→ **DOCUMENT PASSAGE**:

★ ★ ★ ★ ★ ★ ★

There are multiple ways in which politics and evaluation design, that is, its theory and methods, are intertwined. For starters, Dahler-Larsen and Sundby (2019) remind us that “hope is not the same as reality” (see article in this special issue) when it comes to producing high-quality evaluations. They argue that low evaluability can at times be viewed as politically propitious if the goal is to leave a policy unchanged. Drawing on the example of EU occupational health and safety regulation and its implementation in Denmark, they demonstrate that the nature of the legislation can make evaluation difficult, for example when there are no clear targets to evaluate against, when there is no clear programme theory, and when there is little focus on effectiveness and little data available. In sum, significant methodological challenges may lie in the wait long before an evaluation begins; for those interested in keeping the status quo and avoiding potentially uncomfortable evaluation results, this may be a desired outcome (Dahler-Larsen and Sundby 2019).

A second theme emerging from this special issue is a focus on data quality and collaboration between different data-generating or data-sharing institutions. For example, Potluka (2019) demonstrates that although more data are becoming available in the area of EU environmental cohesion policy in the Czech Republic, sometimes their comparability is limited, and it can be difficult to obtain data from different public institutions. Such issues generate significant challenges for evaluators. Problems with comparability and quality have also long bedevilled climate policy monitoring in the EU, as Schoenefeld et al. (2019) demonstrate in their analysis. The authors were unable to compare quantitative ex ante policy estimates across sectors with national targets; however, increases in quantification over time demonstrate learning effects among the member states.

★ ★ ★ ★ ★ ★ ★

→ **ENTRIES PROVIDED**:
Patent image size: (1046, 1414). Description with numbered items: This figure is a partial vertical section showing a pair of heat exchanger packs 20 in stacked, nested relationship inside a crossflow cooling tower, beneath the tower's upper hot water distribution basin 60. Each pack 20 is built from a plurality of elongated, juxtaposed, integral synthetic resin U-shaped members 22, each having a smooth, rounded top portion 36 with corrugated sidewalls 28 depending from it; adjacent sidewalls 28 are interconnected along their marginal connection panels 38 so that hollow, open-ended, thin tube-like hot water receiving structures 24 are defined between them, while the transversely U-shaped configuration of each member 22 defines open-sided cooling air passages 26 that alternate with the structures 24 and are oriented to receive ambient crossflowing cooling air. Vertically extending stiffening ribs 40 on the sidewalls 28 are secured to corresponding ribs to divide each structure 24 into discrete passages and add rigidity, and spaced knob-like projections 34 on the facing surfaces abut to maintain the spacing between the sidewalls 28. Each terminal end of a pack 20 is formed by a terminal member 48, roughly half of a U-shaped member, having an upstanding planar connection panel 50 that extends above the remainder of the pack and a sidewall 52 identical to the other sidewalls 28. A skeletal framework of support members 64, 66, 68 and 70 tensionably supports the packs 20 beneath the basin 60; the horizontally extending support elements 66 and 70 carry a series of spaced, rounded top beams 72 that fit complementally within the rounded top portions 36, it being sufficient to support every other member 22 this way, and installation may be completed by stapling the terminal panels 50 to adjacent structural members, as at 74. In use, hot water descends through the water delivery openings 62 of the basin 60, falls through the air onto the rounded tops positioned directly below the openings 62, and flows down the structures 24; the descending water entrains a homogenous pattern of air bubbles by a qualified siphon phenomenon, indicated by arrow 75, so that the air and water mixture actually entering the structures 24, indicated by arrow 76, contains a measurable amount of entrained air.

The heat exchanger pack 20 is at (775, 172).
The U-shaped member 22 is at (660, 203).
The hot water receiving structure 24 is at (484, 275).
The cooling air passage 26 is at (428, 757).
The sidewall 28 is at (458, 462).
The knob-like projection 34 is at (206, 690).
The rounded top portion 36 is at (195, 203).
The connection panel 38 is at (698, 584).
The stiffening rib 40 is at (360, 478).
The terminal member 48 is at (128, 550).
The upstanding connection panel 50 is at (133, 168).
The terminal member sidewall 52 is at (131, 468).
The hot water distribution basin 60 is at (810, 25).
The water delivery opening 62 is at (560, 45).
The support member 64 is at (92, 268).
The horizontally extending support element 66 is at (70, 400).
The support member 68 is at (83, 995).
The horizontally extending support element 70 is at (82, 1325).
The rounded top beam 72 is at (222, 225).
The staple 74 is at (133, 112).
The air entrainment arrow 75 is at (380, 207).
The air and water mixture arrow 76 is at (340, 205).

★ ★ ★ ★ ★ ★ ★

→ **YOUR GOAL**: According to the passage on politics and evaluation design, why can low evaluability be politically welcome? Answer in one to three sentences. The items aren't needed here.

→ **EXERCISE RESPONSE**: Low evaluability can be politically welcome when the goal is to leave a policy unchanged. Methodological challenges that arise before an evaluation even begins can suit those who want to keep the status quo and avoid potentially uncomfortable evaluation results.